[Extracted records]
<<<<

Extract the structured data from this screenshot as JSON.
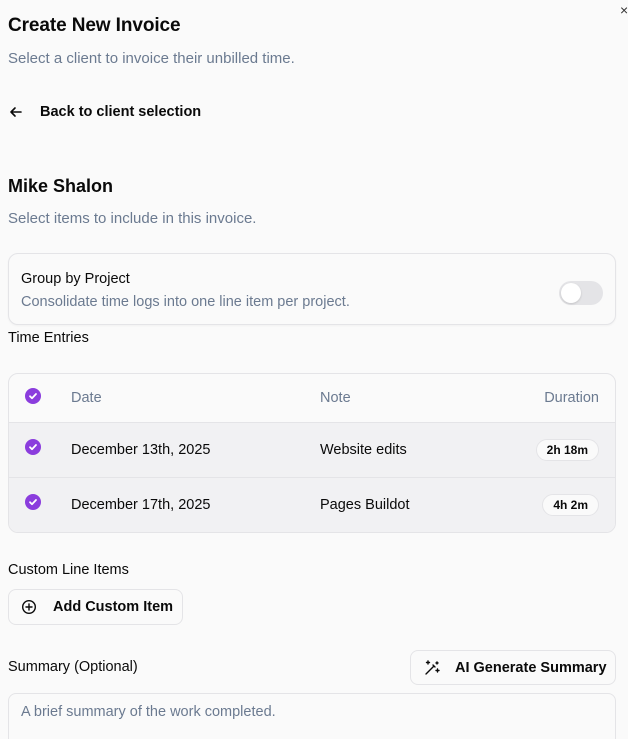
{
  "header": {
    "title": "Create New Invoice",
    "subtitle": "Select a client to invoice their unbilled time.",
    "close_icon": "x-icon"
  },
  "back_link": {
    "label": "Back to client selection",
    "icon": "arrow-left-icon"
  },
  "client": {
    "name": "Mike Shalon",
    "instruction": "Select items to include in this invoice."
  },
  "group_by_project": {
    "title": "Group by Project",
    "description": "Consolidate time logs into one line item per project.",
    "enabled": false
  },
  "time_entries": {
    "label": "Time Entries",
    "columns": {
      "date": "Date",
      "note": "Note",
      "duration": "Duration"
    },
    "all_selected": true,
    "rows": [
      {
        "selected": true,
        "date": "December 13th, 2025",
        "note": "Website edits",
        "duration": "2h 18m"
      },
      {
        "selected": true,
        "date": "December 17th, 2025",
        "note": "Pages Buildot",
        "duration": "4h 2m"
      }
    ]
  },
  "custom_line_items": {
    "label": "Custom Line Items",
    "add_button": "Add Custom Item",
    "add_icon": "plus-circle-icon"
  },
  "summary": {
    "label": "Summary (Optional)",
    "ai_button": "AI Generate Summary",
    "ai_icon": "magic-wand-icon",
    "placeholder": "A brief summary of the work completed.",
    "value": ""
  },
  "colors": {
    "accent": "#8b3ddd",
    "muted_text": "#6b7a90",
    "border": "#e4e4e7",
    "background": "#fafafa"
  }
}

>>>>
<<<<

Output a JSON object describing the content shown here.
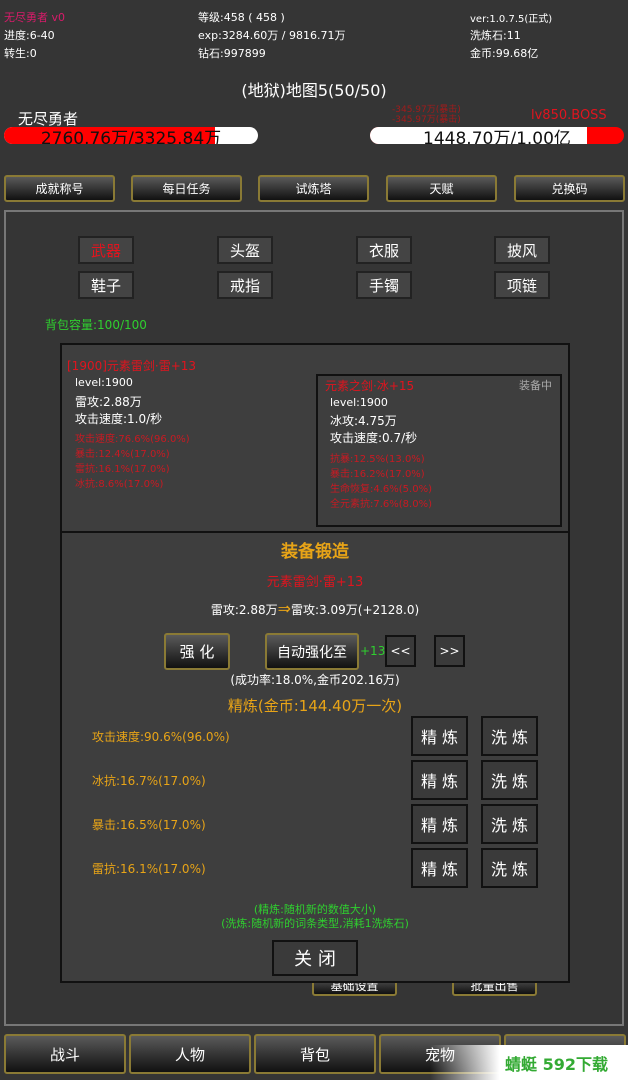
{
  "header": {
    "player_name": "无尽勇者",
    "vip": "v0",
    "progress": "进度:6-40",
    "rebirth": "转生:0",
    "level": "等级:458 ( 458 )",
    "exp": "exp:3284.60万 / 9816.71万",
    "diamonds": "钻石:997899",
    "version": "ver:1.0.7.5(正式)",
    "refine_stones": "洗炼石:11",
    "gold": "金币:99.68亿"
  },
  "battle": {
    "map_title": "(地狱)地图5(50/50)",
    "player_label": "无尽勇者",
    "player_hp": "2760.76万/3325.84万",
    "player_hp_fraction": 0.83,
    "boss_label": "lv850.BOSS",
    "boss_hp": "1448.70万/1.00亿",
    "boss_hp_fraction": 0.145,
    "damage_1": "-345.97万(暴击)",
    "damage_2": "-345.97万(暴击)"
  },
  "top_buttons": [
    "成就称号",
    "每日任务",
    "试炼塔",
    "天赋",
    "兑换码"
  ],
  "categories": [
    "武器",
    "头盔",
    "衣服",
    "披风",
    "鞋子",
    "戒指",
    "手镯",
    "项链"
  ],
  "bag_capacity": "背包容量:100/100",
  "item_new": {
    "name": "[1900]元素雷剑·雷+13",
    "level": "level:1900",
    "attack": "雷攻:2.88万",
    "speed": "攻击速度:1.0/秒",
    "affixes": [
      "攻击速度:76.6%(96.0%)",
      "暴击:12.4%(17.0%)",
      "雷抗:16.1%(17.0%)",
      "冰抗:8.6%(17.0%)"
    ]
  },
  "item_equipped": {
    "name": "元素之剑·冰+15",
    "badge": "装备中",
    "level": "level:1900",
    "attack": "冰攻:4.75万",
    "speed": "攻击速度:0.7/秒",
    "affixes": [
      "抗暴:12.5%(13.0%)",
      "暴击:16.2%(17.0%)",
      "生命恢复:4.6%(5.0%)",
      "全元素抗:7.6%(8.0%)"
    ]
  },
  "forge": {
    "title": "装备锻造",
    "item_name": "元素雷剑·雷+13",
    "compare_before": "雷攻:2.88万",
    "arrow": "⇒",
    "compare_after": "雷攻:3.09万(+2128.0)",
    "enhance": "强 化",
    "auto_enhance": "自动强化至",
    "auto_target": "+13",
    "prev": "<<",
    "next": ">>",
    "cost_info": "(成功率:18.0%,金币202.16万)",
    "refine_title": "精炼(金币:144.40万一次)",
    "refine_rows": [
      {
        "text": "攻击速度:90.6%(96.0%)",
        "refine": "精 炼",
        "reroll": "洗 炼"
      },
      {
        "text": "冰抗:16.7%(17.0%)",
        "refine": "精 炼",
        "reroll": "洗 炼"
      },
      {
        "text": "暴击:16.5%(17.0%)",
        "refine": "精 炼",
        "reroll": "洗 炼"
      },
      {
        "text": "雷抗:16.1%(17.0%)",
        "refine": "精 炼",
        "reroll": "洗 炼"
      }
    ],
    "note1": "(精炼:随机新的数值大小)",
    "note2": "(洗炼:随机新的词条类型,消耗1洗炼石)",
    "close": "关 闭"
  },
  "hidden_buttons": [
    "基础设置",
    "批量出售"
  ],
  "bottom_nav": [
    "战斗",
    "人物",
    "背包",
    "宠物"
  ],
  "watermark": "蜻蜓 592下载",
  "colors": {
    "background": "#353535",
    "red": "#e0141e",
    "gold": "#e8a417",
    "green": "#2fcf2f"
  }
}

>>>>

* Task objective:
Return all lines containing the word "元素雷剑".

* The completed task:
    "name": "[1900]元素雷剑·雷+13",
    "item_name": "元素雷剑·雷+13",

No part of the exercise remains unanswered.